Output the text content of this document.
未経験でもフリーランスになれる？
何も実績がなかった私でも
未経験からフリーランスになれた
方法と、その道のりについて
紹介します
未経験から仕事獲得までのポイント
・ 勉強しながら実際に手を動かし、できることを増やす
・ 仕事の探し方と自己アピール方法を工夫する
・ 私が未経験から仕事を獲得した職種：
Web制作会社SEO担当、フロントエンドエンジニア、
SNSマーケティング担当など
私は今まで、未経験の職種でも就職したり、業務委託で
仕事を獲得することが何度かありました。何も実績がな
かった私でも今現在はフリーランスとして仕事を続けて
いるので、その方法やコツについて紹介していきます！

***

Written problem
Please restate the data word for word, every record included.

Response
Output the text content of this document.
未経験でもフリーランスになれる？
何も実績がなかった私でも
未経験からフリーランスになれた
方法と、その道のりについて
紹介します
未経験から仕事獲得までのポイント
・ 勉強しながら実際に手を動かし、できることを増やす
・ 仕事の探し方と自己アピール方法を工夫する
・ 私が未経験から仕事を獲得した職種：
Web制作会社SEO担当、フロントエンドエンジニア、
SNSマーケティング担当など
私は今まで、未経験の職種でも就職したり、業務委託で
仕事を獲得することが何度かありました。何も実績がな
かった私でも今現在はフリーランスとして仕事を続けて
いるので、その方法やコツについて紹介していきます！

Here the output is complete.